• _WHAT THIS TASK INVOLVES_:
Could you quote, exactly as they stand, the lines running from the one with "Read all visible content and emit it as JSON." to the final line of the material?

───── SOURCE MATERIAL ─────

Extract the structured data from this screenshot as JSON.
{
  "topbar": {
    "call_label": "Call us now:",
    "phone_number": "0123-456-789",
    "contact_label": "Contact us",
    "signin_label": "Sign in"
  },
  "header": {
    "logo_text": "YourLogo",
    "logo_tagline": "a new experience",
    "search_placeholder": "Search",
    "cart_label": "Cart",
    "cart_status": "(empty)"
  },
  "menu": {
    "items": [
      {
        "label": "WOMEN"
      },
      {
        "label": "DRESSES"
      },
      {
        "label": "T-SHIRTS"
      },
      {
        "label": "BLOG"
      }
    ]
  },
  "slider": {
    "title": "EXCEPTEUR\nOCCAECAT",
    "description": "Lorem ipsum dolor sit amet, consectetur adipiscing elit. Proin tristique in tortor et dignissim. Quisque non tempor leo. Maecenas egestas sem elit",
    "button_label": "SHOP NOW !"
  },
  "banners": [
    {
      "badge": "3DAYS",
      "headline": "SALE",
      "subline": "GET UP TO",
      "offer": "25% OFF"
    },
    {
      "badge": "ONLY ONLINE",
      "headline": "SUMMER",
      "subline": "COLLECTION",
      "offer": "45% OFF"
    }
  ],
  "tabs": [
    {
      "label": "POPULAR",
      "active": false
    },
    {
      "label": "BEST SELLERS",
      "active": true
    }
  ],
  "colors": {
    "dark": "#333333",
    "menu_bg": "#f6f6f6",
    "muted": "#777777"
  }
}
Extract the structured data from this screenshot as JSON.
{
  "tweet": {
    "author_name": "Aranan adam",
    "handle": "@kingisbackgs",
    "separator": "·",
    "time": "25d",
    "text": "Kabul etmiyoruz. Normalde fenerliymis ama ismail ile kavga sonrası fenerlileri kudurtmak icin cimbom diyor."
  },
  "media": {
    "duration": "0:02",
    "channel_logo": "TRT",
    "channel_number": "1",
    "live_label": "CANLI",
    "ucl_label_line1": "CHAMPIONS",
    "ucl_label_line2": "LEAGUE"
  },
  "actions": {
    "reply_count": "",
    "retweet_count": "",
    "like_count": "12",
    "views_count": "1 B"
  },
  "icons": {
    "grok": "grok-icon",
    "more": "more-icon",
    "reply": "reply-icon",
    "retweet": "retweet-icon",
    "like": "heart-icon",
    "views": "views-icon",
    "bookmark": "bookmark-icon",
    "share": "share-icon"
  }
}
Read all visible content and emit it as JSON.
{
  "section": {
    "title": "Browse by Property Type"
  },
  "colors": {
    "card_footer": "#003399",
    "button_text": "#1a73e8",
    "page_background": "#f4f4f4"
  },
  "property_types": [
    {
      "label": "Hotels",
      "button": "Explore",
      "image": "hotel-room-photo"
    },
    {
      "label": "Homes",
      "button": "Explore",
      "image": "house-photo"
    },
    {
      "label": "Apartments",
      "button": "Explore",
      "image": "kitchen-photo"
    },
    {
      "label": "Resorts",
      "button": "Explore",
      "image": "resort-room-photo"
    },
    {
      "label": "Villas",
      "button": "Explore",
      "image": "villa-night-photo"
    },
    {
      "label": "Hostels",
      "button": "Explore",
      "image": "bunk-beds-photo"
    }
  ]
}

─────

• _RESULT OF THIS EXERCISE_:
Read all visible content and emit it as JSON.
{
  "section": {
    "title": "Browse by Property Type"
  },
  "colors": {
    "card_footer": "#003399",
    "button_text": "#1a73e8",
    "page_background": "#f4f4f4"
  },
  "property_types": [
    {
      "label": "Hotels",
      "button": "Explore",
      "image": "hotel-room-photo"
    },
    {
      "label": "Homes",
      "button": "Explore",
      "image": "house-photo"
    },
    {
      "label": "Apartments",
      "button": "Explore",
      "image": "kitchen-photo"
    },
    {
      "label": "Resorts",
      "button": "Explore",
      "image": "resort-room-photo"
    },
    {
      "label": "Villas",
      "button": "Explore",
      "image": "villa-night-photo"
    },
    {
      "label": "Hostels",
      "button": "Explore",
      "image": "bunk-beds-photo"
    }
  ]
}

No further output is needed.